Problem statement
Identify all lines of the data containing the string "France" and copy them.

Source data
begin
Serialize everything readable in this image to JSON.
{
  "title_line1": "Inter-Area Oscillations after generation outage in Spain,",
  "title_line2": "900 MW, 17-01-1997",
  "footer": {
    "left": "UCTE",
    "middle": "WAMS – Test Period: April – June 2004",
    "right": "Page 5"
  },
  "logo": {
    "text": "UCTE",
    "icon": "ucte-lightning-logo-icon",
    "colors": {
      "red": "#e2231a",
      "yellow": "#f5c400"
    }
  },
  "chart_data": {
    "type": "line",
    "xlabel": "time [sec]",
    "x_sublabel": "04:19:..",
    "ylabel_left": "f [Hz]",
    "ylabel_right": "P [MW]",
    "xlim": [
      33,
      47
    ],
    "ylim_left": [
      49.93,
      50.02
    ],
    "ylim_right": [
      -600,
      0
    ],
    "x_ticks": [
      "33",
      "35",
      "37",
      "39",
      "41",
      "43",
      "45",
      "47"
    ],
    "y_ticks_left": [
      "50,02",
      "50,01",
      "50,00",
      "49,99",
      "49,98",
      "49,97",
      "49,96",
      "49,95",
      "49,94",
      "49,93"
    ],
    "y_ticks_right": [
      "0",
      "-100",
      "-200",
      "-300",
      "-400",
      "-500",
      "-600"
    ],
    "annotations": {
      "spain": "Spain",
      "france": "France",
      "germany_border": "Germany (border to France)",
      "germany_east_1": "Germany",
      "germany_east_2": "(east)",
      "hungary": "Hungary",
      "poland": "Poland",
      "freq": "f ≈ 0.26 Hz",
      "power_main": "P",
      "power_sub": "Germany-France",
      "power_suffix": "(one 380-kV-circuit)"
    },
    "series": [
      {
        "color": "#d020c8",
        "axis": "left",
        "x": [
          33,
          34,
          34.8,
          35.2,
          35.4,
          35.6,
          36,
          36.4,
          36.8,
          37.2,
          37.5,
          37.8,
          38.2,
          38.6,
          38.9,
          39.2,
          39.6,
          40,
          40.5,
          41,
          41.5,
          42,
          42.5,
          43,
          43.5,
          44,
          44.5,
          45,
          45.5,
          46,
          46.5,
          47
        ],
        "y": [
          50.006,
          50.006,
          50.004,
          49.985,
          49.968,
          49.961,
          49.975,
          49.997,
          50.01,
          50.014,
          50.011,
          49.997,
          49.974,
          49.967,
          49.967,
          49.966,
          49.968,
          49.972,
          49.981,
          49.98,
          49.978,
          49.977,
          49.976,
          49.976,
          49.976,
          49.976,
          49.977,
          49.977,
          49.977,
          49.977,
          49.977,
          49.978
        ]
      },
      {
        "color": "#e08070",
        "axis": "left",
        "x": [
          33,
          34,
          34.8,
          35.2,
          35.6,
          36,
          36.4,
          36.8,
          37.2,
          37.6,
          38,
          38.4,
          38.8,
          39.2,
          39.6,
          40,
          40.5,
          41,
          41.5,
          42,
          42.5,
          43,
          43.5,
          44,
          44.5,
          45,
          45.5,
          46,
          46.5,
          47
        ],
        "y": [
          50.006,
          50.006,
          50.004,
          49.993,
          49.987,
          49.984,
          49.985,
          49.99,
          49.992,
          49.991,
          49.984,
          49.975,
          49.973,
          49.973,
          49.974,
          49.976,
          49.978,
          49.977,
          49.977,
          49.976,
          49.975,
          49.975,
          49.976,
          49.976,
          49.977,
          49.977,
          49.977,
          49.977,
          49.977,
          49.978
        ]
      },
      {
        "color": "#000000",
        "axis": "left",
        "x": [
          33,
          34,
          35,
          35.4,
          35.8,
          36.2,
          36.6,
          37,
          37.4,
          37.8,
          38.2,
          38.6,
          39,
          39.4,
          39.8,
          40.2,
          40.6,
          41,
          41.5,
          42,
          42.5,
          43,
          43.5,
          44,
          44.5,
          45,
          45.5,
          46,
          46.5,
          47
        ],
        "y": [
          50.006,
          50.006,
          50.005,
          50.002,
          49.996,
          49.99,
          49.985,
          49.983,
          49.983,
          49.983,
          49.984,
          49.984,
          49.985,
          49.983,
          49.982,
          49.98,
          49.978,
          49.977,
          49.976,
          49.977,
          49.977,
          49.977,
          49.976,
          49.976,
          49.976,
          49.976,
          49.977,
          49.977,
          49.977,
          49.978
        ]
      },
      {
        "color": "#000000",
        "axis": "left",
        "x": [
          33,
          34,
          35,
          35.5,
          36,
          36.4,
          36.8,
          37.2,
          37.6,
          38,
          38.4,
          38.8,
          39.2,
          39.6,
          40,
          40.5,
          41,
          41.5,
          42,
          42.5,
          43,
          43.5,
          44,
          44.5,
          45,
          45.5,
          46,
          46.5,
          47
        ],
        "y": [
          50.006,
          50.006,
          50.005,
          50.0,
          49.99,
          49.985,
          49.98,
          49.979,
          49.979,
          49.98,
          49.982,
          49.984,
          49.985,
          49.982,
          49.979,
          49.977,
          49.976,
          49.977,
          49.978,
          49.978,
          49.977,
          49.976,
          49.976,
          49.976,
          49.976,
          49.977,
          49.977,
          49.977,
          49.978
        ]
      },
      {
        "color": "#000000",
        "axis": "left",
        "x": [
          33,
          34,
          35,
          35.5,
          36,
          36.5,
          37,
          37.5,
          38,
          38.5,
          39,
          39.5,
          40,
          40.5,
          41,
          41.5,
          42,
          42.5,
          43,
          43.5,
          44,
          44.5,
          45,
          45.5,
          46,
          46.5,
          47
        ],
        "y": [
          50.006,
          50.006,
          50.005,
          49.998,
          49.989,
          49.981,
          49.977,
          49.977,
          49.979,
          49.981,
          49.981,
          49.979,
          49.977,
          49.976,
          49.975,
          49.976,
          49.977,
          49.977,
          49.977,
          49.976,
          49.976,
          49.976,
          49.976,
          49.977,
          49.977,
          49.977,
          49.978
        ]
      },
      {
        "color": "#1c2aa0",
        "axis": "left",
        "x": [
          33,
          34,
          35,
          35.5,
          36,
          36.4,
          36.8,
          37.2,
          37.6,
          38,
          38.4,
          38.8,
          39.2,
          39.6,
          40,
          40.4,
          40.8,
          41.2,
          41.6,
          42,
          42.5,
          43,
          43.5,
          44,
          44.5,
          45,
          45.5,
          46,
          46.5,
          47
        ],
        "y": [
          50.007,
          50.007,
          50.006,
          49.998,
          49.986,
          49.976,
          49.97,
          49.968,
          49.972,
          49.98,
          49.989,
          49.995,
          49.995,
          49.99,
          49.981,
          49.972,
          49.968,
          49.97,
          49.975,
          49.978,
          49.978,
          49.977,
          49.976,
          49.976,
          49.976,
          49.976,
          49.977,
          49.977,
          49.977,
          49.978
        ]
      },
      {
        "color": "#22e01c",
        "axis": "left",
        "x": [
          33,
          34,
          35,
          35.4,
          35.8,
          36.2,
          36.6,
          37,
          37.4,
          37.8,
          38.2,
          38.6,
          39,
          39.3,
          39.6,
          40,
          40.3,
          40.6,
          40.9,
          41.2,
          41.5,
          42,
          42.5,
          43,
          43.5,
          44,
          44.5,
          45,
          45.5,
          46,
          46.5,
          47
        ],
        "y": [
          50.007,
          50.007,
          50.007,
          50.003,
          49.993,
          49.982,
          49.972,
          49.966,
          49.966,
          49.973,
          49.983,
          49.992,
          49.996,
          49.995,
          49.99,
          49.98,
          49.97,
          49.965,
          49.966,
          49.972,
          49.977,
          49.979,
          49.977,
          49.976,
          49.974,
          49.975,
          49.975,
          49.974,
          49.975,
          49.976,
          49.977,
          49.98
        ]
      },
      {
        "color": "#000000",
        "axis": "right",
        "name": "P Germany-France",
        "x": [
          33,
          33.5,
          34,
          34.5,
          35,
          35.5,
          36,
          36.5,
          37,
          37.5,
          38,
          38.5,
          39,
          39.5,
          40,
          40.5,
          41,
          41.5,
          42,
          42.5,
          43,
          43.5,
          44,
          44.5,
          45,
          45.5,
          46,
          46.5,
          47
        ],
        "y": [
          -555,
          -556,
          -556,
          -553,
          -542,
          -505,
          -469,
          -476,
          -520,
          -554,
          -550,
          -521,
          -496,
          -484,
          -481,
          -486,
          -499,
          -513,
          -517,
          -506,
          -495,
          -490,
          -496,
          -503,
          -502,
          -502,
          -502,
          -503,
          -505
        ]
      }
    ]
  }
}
end
The reply
      "france": "France",
      "germany_border": "Germany (border to France)",
      "power_sub": "Germany-France",
        "name": "P Germany-France",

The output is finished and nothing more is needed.